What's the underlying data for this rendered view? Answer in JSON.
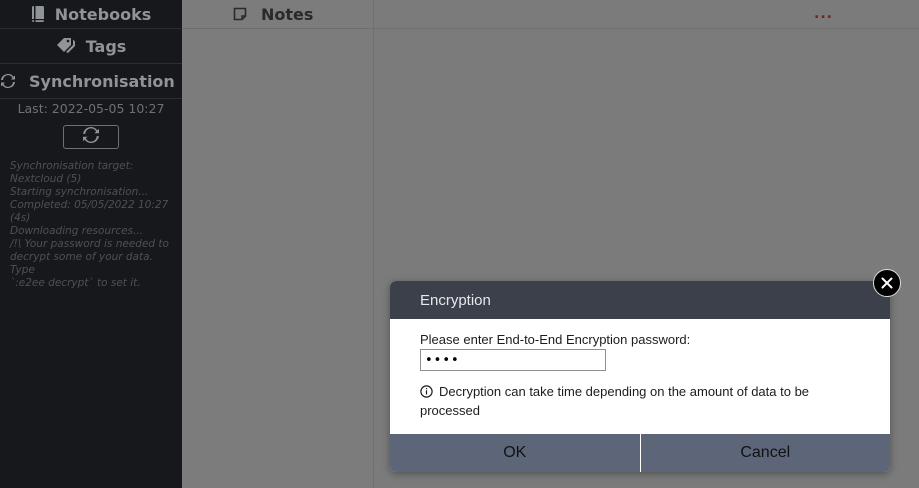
{
  "sidebar": {
    "notebooks_label": "Notebooks",
    "tags_label": "Tags",
    "sync_label": "Synchronisation",
    "last_sync": "Last: 2022-05-05 10:27",
    "sync_log": [
      "Synchronisation target:",
      "Nextcloud (5)",
      "Starting synchronisation...",
      "Completed: 05/05/2022 10:27",
      "(4s)",
      "Downloading resources...",
      "/!\\ Your password is needed to",
      "decrypt some of your data. Type",
      "`:e2ee decrypt` to set it."
    ]
  },
  "notes": {
    "header_label": "Notes"
  },
  "editor": {
    "more_menu": "..."
  },
  "dialog": {
    "title": "Encryption",
    "prompt": "Please enter End-to-End Encryption password:",
    "password_value": "abcd",
    "hint": "Decryption can take time depending on the amount of data to be processed",
    "ok_label": "OK",
    "cancel_label": "Cancel"
  },
  "colors": {
    "sidebar_bg": "#16181b",
    "overlay_bg": "#7b7b7b",
    "dialog_header": "#3b404a",
    "dialog_buttons": "#5c6678",
    "more_dots": "#7a1e1e"
  }
}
^^^^
> Given exercise:
Restate the records word for word, omitting images.

> Right answer:
What's the underlying data for this rendered view? Answer in JSON.
{
  "sidebar": {
    "notebooks_label": "Notebooks",
    "tags_label": "Tags",
    "sync_label": "Synchronisation",
    "last_sync": "Last: 2022-05-05 10:27",
    "sync_log": [
      "Synchronisation target:",
      "Nextcloud (5)",
      "Starting synchronisation...",
      "Completed: 05/05/2022 10:27",
      "(4s)",
      "Downloading resources...",
      "/!\\ Your password is needed to",
      "decrypt some of your data. Type",
      "`:e2ee decrypt` to set it."
    ]
  },
  "notes": {
    "header_label": "Notes"
  },
  "editor": {
    "more_menu": "..."
  },
  "dialog": {
    "title": "Encryption",
    "prompt": "Please enter End-to-End Encryption password:",
    "password_value": "abcd",
    "hint": "Decryption can take time depending on the amount of data to be processed",
    "ok_label": "OK",
    "cancel_label": "Cancel"
  },
  "colors": {
    "sidebar_bg": "#16181b",
    "overlay_bg": "#7b7b7b",
    "dialog_header": "#3b404a",
    "dialog_buttons": "#5c6678",
    "more_dots": "#7a1e1e"
  }
}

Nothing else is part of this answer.